Items from a figure collection:
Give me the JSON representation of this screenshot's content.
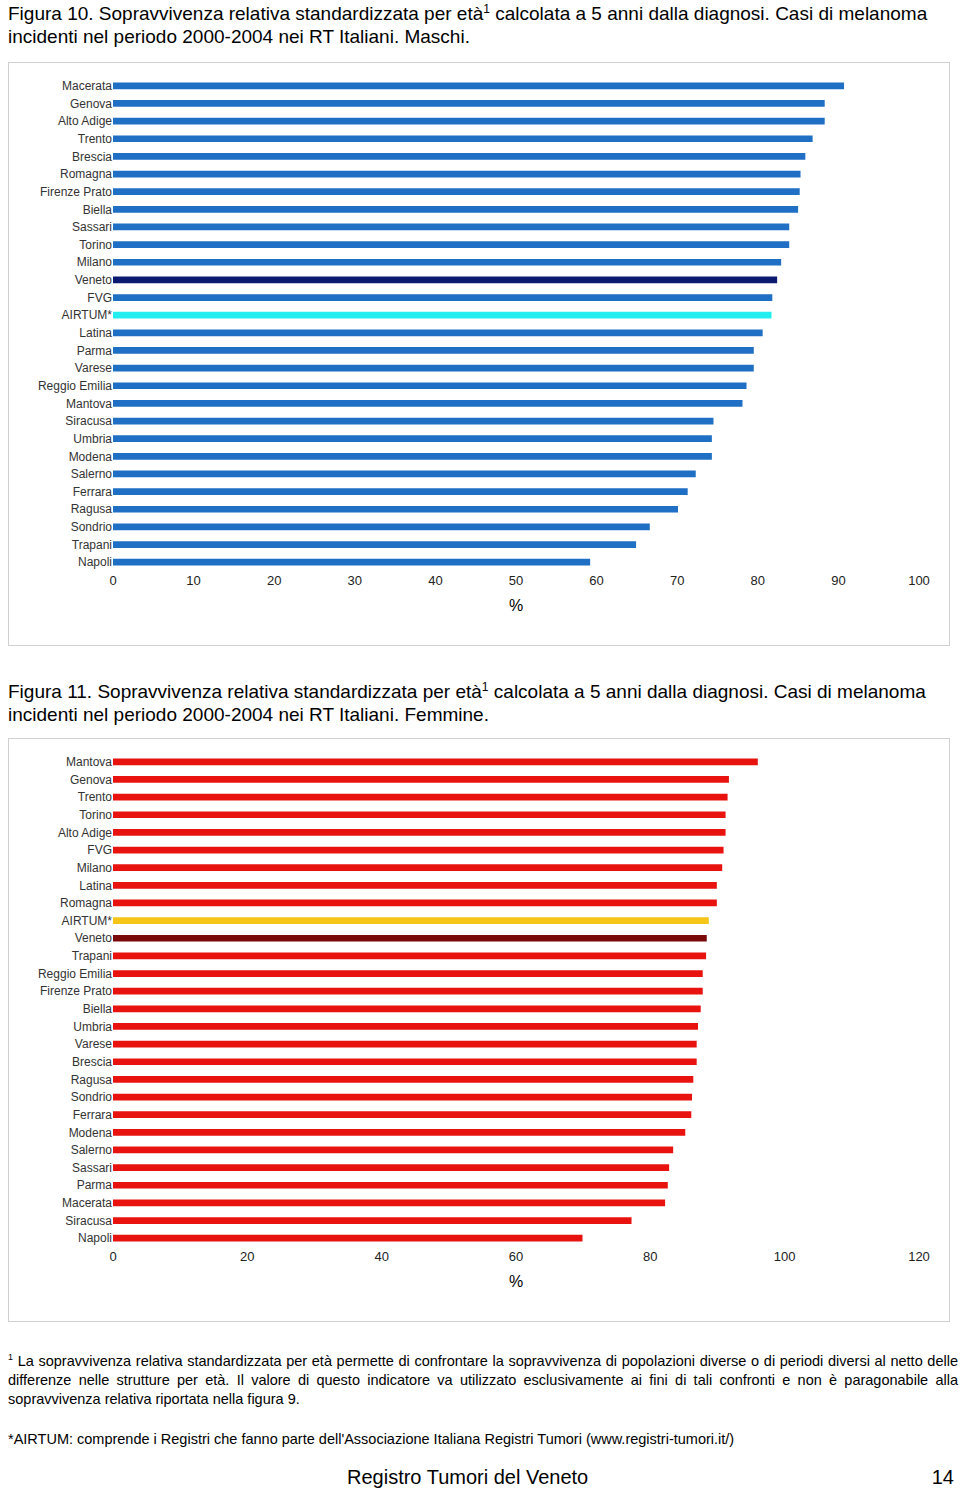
{
  "captions": [
    {
      "before": "Figura 10. Sopravvivenza relativa standardizzata per età",
      "sup": "1",
      "after": " calcolata a 5 anni dalla diagnosi. Casi di melanoma incidenti nel periodo 2000-2004 nei RT Italiani. Maschi."
    },
    {
      "before": "Figura 11. Sopravvivenza relativa standardizzata per età",
      "sup": "1",
      "after": " calcolata a 5 anni dalla diagnosi. Casi di melanoma incidenti nel periodo 2000-2004 nei RT Italiani. Femmine."
    }
  ],
  "chart_data": [
    {
      "type": "bar",
      "orientation": "horizontal",
      "x_label": "%",
      "grid": false,
      "categories": [
        "Macerata",
        "Genova",
        "Alto Adige",
        "Trento",
        "Brescia",
        "Romagna",
        "Firenze Prato",
        "Biella",
        "Sassari",
        "Torino",
        "Milano",
        "Veneto",
        "FVG",
        "AIRTUM*",
        "Latina",
        "Parma",
        "Varese",
        "Reggio Emilia",
        "Mantova",
        "Siracusa",
        "Umbria",
        "Modena",
        "Salerno",
        "Ferrara",
        "Ragusa",
        "Sondrio",
        "Trapani",
        "Napoli"
      ],
      "values": [
        90.7,
        88.3,
        88.3,
        86.8,
        85.9,
        85.3,
        85.2,
        85.0,
        83.9,
        83.9,
        82.9,
        82.4,
        81.8,
        81.7,
        80.6,
        79.5,
        79.5,
        78.6,
        78.1,
        74.5,
        74.3,
        74.3,
        72.3,
        71.3,
        70.1,
        66.6,
        64.9,
        59.2
      ],
      "colors": [
        "#1f6fc5",
        "#1f6fc5",
        "#1f6fc5",
        "#1f6fc5",
        "#1f6fc5",
        "#1f6fc5",
        "#1f6fc5",
        "#1f6fc5",
        "#1f6fc5",
        "#1f6fc5",
        "#1f6fc5",
        "#0b1a70",
        "#1f6fc5",
        "#22eef0",
        "#1f6fc5",
        "#1f6fc5",
        "#1f6fc5",
        "#1f6fc5",
        "#1f6fc5",
        "#1f6fc5",
        "#1f6fc5",
        "#1f6fc5",
        "#1f6fc5",
        "#1f6fc5",
        "#1f6fc5",
        "#1f6fc5",
        "#1f6fc5",
        "#1f6fc5"
      ],
      "xlim": [
        0,
        100
      ],
      "xticks": [
        0,
        10,
        20,
        30,
        40,
        50,
        60,
        70,
        80,
        90,
        100
      ]
    },
    {
      "type": "bar",
      "orientation": "horizontal",
      "x_label": "%",
      "grid": false,
      "categories": [
        "Mantova",
        "Genova",
        "Trento",
        "Torino",
        "Alto Adige",
        "FVG",
        "Milano",
        "Latina",
        "Romagna",
        "AIRTUM*",
        "Veneto",
        "Trapani",
        "Reggio Emilia",
        "Firenze Prato",
        "Biella",
        "Umbria",
        "Varese",
        "Brescia",
        "Ragusa",
        "Sondrio",
        "Ferrara",
        "Modena",
        "Salerno",
        "Sassari",
        "Parma",
        "Macerata",
        "Siracusa",
        "Napoli"
      ],
      "values": [
        96.0,
        91.7,
        91.5,
        91.2,
        91.2,
        90.9,
        90.7,
        89.9,
        89.9,
        88.7,
        88.4,
        88.3,
        87.8,
        87.8,
        87.5,
        87.1,
        86.9,
        86.9,
        86.4,
        86.2,
        86.1,
        85.2,
        83.4,
        82.8,
        82.6,
        82.2,
        77.2,
        69.9
      ],
      "colors": [
        "#e8120f",
        "#e8120f",
        "#e8120f",
        "#e8120f",
        "#e8120f",
        "#e8120f",
        "#e8120f",
        "#e8120f",
        "#e8120f",
        "#f5c518",
        "#7a0a0a",
        "#e8120f",
        "#e8120f",
        "#e8120f",
        "#e8120f",
        "#e8120f",
        "#e8120f",
        "#e8120f",
        "#e8120f",
        "#e8120f",
        "#e8120f",
        "#e8120f",
        "#e8120f",
        "#e8120f",
        "#e8120f",
        "#e8120f",
        "#e8120f",
        "#e8120f"
      ],
      "xlim": [
        0,
        120
      ],
      "xticks": [
        0,
        20,
        40,
        60,
        80,
        100,
        120
      ]
    }
  ],
  "footnotes": [
    {
      "sup": "1",
      "text": " La sopravvivenza relativa standardizzata per età permette di confrontare la sopravvivenza di popolazioni diverse o di periodi diversi al netto delle differenze nelle strutture per età. Il valore di questo indicatore va utilizzato esclusivamente ai fini di tali confronti e non è paragonabile alla sopravvivenza relativa riportata nella figura 9."
    },
    {
      "sup": "",
      "text": "*AIRTUM: comprende i Registri che fanno parte dell'Associazione Italiana Registri Tumori (www.registri-tumori.it/)"
    }
  ],
  "footer": {
    "text": "Registro Tumori del Veneto",
    "page": "14"
  }
}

Assignment = Task for the records above: copy every line in which the word "relativa" occurs.

Expected answer =
      "before": "Figura 10. Sopravvivenza relativa standardizzata per età",
      "before": "Figura 11. Sopravvivenza relativa standardizzata per età",
      "text": " La sopravvivenza relativa standardizzata per età permette di confrontare la sopravvivenza di popolazioni diverse o di periodi diversi al netto delle differenze nelle strutture per età. Il valore di questo indicatore va utilizzato esclusivamente ai fini di tali confronti e non è paragonabile alla sopravvivenza relativa riportata nella figura 9."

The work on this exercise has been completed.